## Saved data entries

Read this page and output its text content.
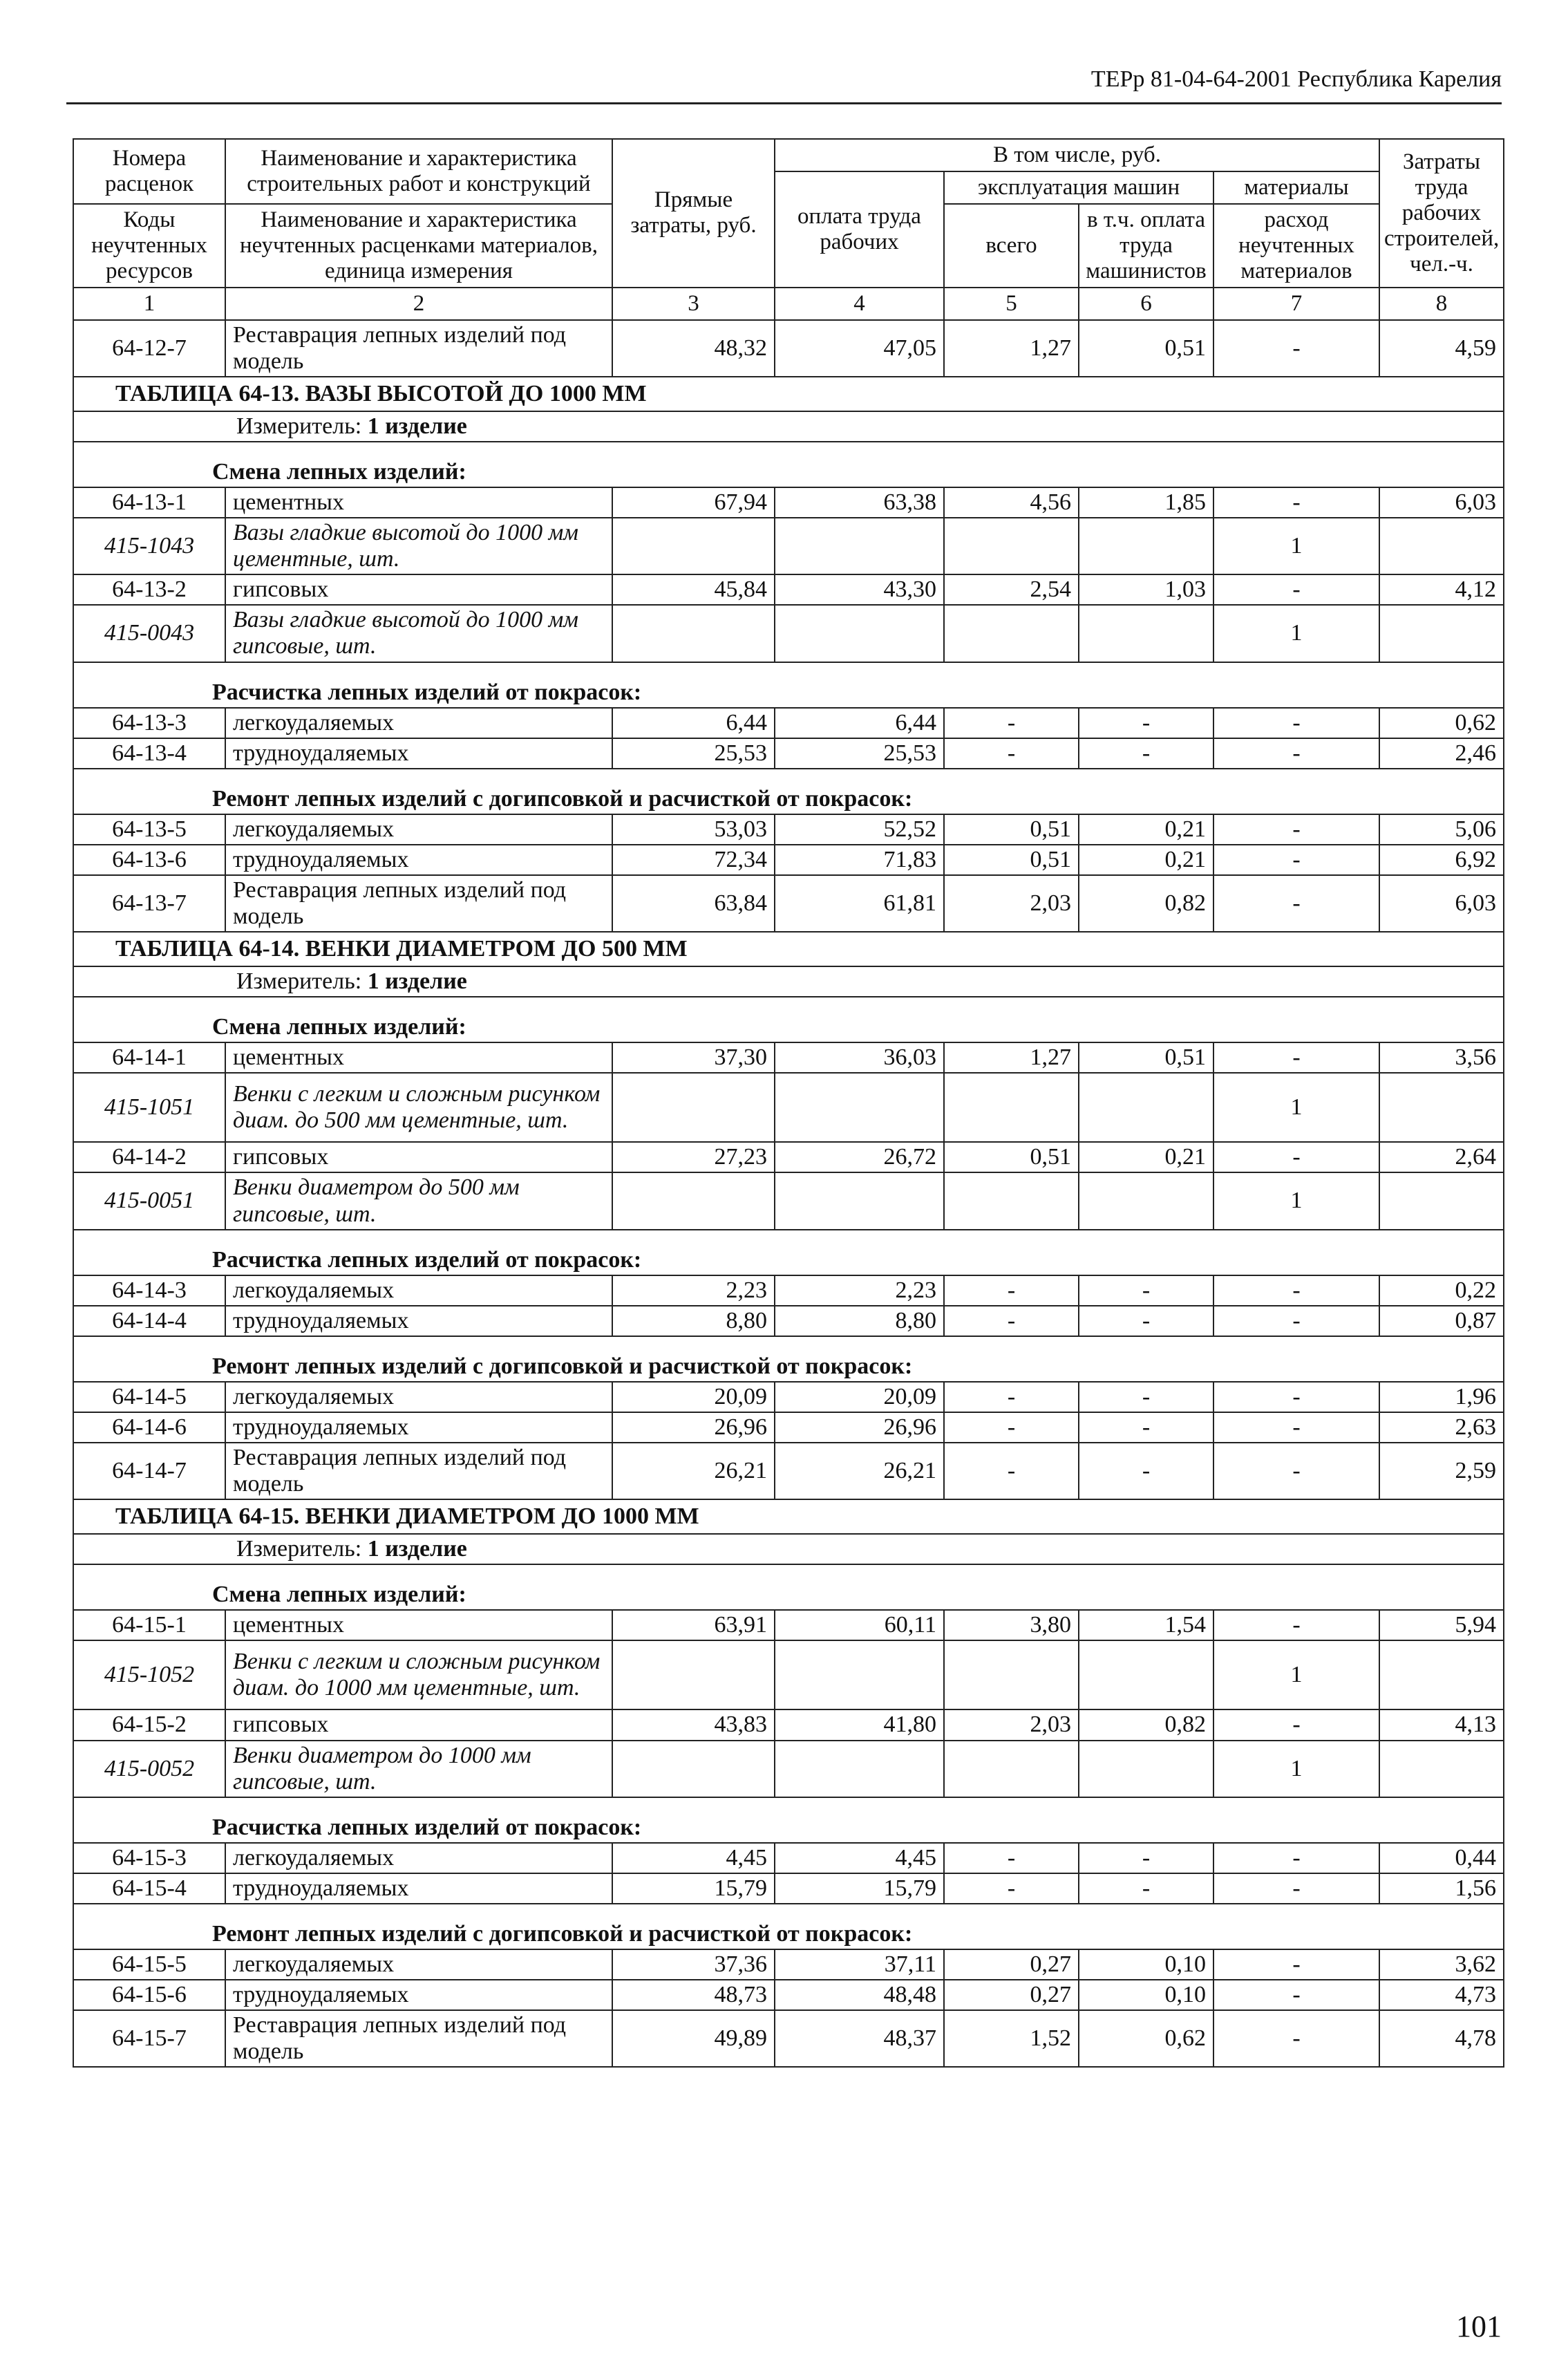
ТЕРр 81-04-64-2001 Республика Карелия
Номера расценок	Наименование и характеристика строительных работ и конструкций	Прямые затраты, руб.	В том числе, руб.				Затраты труда рабочих строителей, чел.-ч.
			оплата труда рабочих	эксплуатация машин		материалы	
Коды неучтенных ресурсов	Наименование и характеристика неучтенных расценками материалов, единица измерения			всего	в т.ч. оплата труда машинистов	расход неучтенных материалов	

1	2	3	4	5	6	7	8
64-12-7	Реставрация лепных изделий под модель	48,32	47,05	1,27	0,51	-	4,59
ТАБЛИЦА 64-13. ВАЗЫ ВЫСОТОЙ ДО 1000 ММ							
Измеритель: 1 изделие							
Смена лепных изделий:							
64-13-1	цементных	67,94	63,38	4,56	1,85	-	6,03
415-1043	Вазы гладкие высотой до 1000 мм цементные, шт.					1	
64-13-2	гипсовых	45,84	43,30	2,54	1,03	-	4,12
415-0043	Вазы гладкие высотой до 1000 мм гипсовые, шт.					1	
Расчистка лепных изделий от покрасок:							
64-13-3	легкоудаляемых	6,44	6,44	-	-	-	0,62
64-13-4	трудноудаляемых	25,53	25,53	-	-	-	2,46
Ремонт лепных изделий с догипсовкой и расчисткой от покрасок:							
64-13-5	легкоудаляемых	53,03	52,52	0,51	0,21	-	5,06
64-13-6	трудноудаляемых	72,34	71,83	0,51	0,21	-	6,92
64-13-7	Реставрация лепных изделий под модель	63,84	61,81	2,03	0,82	-	6,03
ТАБЛИЦА 64-14. ВЕНКИ ДИАМЕТРОМ ДО 500 ММ							
Измеритель: 1 изделие							
Смена лепных изделий:							
64-14-1	цементных	37,30	36,03	1,27	0,51	-	3,56
415-1051	Венки с легким и сложным рисунком диам. до 500 мм цементные, шт.					1	
64-14-2	гипсовых	27,23	26,72	0,51	0,21	-	2,64
415-0051	Венки диаметром до 500 мм гипсовые, шт.					1	
Расчистка лепных изделий от покрасок:							
64-14-3	легкоудаляемых	2,23	2,23	-	-	-	0,22
64-14-4	трудноудаляемых	8,80	8,80	-	-	-	0,87
Ремонт лепных изделий с догипсовкой и расчисткой от покрасок:							
64-14-5	легкоудаляемых	20,09	20,09	-	-	-	1,96
64-14-6	трудноудаляемых	26,96	26,96	-	-	-	2,63
64-14-7	Реставрация лепных изделий под модель	26,21	26,21	-	-	-	2,59
ТАБЛИЦА 64-15. ВЕНКИ ДИАМЕТРОМ ДО 1000 ММ							
Измеритель: 1 изделие							
Смена лепных изделий:							
64-15-1	цементных	63,91	60,11	3,80	1,54	-	5,94
415-1052	Венки с легким и сложным рисунком диам. до 1000 мм цементные, шт.					1	
64-15-2	гипсовых	43,83	41,80	2,03	0,82	-	4,13
415-0052	Венки диаметром до 1000 мм гипсовые, шт.					1	
Расчистка лепных изделий от покрасок:							
64-15-3	легкоудаляемых	4,45	4,45	-	-	-	0,44
64-15-4	трудноудаляемых	15,79	15,79	-	-	-	1,56
Ремонт лепных изделий с догипсовкой и расчисткой от покрасок:							
64-15-5	легкоудаляемых	37,36	37,11	0,27	0,10	-	3,62
64-15-6	трудноудаляемых	48,73	48,48	0,27	0,10	-	4,73
64-15-7	Реставрация лепных изделий под модель	49,89	48,37	1,52	0,62	-	4,78
101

## TASK INSTRUCTIONS
Keep the pictures out of your copy, and repeat every entry above exactly.

## RESPONSE TO THE EXERCISE
Read this page and output its text content.
ТЕРр 81-04-64-2001 Республика Карелия
Номера расценок	Наименование и характеристика строительных работ и конструкций	Прямые затраты, руб.	В том числе, руб.				Затраты труда рабочих строителей, чел.-ч.
			оплата труда рабочих	эксплуатация машин		материалы	
Коды неучтенных ресурсов	Наименование и характеристика неучтенных расценками материалов, единица измерения			всего	в т.ч. оплата труда машинистов	расход неучтенных материалов	

1	2	3	4	5	6	7	8
64-12-7	Реставрация лепных изделий под модель	48,32	47,05	1,27	0,51	-	4,59
ТАБЛИЦА 64-13. ВАЗЫ ВЫСОТОЙ ДО 1000 ММ							
Измеритель: 1 изделие							
Смена лепных изделий:							
64-13-1	цементных	67,94	63,38	4,56	1,85	-	6,03
415-1043	Вазы гладкие высотой до 1000 мм цементные, шт.					1	
64-13-2	гипсовых	45,84	43,30	2,54	1,03	-	4,12
415-0043	Вазы гладкие высотой до 1000 мм гипсовые, шт.					1	
Расчистка лепных изделий от покрасок:							
64-13-3	легкоудаляемых	6,44	6,44	-	-	-	0,62
64-13-4	трудноудаляемых	25,53	25,53	-	-	-	2,46
Ремонт лепных изделий с догипсовкой и расчисткой от покрасок:							
64-13-5	легкоудаляемых	53,03	52,52	0,51	0,21	-	5,06
64-13-6	трудноудаляемых	72,34	71,83	0,51	0,21	-	6,92
64-13-7	Реставрация лепных изделий под модель	63,84	61,81	2,03	0,82	-	6,03
ТАБЛИЦА 64-14. ВЕНКИ ДИАМЕТРОМ ДО 500 ММ							
Измеритель: 1 изделие							
Смена лепных изделий:							
64-14-1	цементных	37,30	36,03	1,27	0,51	-	3,56
415-1051	Венки с легким и сложным рисунком диам. до 500 мм цементные, шт.					1	
64-14-2	гипсовых	27,23	26,72	0,51	0,21	-	2,64
415-0051	Венки диаметром до 500 мм гипсовые, шт.					1	
Расчистка лепных изделий от покрасок:							
64-14-3	легкоудаляемых	2,23	2,23	-	-	-	0,22
64-14-4	трудноудаляемых	8,80	8,80	-	-	-	0,87
Ремонт лепных изделий с догипсовкой и расчисткой от покрасок:							
64-14-5	легкоудаляемых	20,09	20,09	-	-	-	1,96
64-14-6	трудноудаляемых	26,96	26,96	-	-	-	2,63
64-14-7	Реставрация лепных изделий под модель	26,21	26,21	-	-	-	2,59
ТАБЛИЦА 64-15. ВЕНКИ ДИАМЕТРОМ ДО 1000 ММ							
Измеритель: 1 изделие							
Смена лепных изделий:							
64-15-1	цементных	63,91	60,11	3,80	1,54	-	5,94
415-1052	Венки с легким и сложным рисунком диам. до 1000 мм цементные, шт.					1	
64-15-2	гипсовых	43,83	41,80	2,03	0,82	-	4,13
415-0052	Венки диаметром до 1000 мм гипсовые, шт.					1	
Расчистка лепных изделий от покрасок:							
64-15-3	легкоудаляемых	4,45	4,45	-	-	-	0,44
64-15-4	трудноудаляемых	15,79	15,79	-	-	-	1,56
Ремонт лепных изделий с догипсовкой и расчисткой от покрасок:							
64-15-5	легкоудаляемых	37,36	37,11	0,27	0,10	-	3,62
64-15-6	трудноудаляемых	48,73	48,48	0,27	0,10	-	4,73
64-15-7	Реставрация лепных изделий под модель	49,89	48,37	1,52	0,62	-	4,78
101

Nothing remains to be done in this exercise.